**SHORT TASK**
Work through the entries below and report how many lines include "лучших". The number alone is the answer.

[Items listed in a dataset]
>> begin

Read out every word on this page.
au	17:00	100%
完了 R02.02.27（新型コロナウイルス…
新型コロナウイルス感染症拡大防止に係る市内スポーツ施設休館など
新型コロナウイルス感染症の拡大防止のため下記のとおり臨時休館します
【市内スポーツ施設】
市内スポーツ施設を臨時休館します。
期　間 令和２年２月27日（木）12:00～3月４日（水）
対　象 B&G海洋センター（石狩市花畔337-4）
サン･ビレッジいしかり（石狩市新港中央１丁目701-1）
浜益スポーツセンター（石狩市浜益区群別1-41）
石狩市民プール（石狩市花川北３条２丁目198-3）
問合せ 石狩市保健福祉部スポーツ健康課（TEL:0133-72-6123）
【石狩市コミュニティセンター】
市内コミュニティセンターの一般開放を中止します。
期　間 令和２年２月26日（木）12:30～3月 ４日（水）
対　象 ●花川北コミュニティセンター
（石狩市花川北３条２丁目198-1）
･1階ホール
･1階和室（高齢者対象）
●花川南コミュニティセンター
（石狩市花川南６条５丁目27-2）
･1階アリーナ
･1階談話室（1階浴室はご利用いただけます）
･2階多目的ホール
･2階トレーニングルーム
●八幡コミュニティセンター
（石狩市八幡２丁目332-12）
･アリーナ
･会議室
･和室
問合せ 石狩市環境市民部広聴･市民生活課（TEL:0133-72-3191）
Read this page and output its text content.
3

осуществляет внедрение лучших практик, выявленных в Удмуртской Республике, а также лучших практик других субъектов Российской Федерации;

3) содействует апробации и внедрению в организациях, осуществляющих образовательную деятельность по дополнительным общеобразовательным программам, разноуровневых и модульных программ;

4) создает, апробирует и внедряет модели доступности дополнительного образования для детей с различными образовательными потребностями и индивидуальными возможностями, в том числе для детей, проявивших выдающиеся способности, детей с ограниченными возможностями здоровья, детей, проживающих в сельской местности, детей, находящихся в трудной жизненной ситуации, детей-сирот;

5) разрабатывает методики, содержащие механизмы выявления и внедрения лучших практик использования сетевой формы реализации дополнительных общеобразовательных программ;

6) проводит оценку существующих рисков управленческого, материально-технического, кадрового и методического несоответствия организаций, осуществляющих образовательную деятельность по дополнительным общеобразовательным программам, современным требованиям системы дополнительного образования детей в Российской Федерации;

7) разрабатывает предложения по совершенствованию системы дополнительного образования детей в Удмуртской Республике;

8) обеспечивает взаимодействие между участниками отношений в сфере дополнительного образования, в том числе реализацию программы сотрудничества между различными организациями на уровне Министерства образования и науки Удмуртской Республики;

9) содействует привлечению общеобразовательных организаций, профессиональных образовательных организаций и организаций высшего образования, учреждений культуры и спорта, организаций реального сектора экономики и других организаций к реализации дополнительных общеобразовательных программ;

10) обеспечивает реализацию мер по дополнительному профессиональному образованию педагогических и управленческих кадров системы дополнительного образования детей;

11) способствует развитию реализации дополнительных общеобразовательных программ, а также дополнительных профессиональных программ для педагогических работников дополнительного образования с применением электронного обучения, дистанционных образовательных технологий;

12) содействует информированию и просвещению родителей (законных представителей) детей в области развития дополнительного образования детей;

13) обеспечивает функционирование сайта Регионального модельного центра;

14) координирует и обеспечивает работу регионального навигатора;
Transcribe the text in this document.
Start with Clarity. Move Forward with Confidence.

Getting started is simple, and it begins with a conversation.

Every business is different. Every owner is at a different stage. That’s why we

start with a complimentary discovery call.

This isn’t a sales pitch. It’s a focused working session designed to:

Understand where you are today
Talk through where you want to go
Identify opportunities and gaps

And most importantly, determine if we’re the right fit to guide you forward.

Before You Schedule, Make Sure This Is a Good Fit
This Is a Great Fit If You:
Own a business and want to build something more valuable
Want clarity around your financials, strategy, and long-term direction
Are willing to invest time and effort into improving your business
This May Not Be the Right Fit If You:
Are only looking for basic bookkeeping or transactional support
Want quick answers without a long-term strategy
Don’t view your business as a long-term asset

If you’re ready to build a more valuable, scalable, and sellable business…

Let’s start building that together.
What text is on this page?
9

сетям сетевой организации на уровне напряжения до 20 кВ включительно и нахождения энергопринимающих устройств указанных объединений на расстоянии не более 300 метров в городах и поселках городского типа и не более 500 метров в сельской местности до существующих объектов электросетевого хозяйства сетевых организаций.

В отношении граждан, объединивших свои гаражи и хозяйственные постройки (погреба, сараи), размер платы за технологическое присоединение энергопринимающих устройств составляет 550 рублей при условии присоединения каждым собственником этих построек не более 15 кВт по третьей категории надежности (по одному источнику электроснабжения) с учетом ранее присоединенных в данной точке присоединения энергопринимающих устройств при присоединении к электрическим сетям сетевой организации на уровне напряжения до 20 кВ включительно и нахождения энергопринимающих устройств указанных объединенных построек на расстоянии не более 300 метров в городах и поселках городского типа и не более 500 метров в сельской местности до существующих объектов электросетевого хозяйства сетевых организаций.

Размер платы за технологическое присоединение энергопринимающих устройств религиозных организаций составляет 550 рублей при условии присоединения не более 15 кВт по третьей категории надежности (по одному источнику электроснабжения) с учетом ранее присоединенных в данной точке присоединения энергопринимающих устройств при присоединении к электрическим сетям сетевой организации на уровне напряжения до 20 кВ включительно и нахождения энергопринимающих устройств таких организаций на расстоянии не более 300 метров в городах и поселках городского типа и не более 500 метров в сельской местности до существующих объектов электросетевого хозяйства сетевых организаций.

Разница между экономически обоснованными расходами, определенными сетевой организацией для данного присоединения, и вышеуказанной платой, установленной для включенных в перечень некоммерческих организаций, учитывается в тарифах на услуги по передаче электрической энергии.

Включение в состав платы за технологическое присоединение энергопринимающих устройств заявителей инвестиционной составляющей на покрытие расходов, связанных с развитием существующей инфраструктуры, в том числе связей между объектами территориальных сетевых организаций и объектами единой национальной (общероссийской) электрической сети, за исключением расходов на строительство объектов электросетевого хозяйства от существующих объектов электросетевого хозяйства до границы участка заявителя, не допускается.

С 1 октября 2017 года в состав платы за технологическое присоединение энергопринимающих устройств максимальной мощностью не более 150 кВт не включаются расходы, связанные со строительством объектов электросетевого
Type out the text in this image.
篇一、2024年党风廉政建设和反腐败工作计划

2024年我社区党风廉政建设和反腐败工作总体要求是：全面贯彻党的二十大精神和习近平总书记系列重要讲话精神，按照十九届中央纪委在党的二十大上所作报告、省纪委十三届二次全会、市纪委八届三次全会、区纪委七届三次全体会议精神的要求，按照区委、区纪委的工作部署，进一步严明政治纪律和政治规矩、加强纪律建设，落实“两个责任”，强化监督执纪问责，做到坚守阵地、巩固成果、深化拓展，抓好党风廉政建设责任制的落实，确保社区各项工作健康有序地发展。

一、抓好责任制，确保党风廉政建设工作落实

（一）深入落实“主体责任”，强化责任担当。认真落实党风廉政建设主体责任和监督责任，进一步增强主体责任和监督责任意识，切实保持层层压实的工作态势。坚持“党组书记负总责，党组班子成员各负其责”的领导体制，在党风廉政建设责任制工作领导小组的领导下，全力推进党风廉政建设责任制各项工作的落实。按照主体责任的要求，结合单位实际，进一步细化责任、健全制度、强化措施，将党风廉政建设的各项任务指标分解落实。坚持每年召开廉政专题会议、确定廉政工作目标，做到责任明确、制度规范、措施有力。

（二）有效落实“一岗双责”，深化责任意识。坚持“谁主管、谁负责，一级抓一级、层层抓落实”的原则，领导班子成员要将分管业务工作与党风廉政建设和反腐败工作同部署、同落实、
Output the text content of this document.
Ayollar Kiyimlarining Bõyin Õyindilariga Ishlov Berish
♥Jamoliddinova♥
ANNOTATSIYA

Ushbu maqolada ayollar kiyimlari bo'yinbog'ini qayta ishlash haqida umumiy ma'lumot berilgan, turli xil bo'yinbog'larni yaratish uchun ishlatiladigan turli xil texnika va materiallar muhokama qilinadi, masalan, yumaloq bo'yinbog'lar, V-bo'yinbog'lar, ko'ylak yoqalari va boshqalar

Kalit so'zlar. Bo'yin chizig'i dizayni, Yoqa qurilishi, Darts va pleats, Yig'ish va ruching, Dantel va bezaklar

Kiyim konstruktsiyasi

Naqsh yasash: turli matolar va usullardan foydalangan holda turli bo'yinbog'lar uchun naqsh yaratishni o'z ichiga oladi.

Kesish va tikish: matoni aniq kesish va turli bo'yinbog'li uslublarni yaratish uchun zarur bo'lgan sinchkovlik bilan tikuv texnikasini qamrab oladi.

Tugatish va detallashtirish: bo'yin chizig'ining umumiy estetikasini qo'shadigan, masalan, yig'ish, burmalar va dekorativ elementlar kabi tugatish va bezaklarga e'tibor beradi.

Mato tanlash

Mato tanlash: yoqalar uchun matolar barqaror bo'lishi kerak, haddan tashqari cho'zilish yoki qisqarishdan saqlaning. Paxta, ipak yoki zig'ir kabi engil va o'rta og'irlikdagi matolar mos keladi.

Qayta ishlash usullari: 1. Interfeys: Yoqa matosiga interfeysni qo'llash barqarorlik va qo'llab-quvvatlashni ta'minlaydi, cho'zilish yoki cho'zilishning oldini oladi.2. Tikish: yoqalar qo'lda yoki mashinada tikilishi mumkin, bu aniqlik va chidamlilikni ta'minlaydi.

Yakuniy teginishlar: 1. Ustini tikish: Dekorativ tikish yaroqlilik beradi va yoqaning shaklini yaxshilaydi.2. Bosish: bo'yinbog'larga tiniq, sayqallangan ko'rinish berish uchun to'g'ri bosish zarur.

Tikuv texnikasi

>> end

**OUTPUT FOR THIS EXERCISE**
2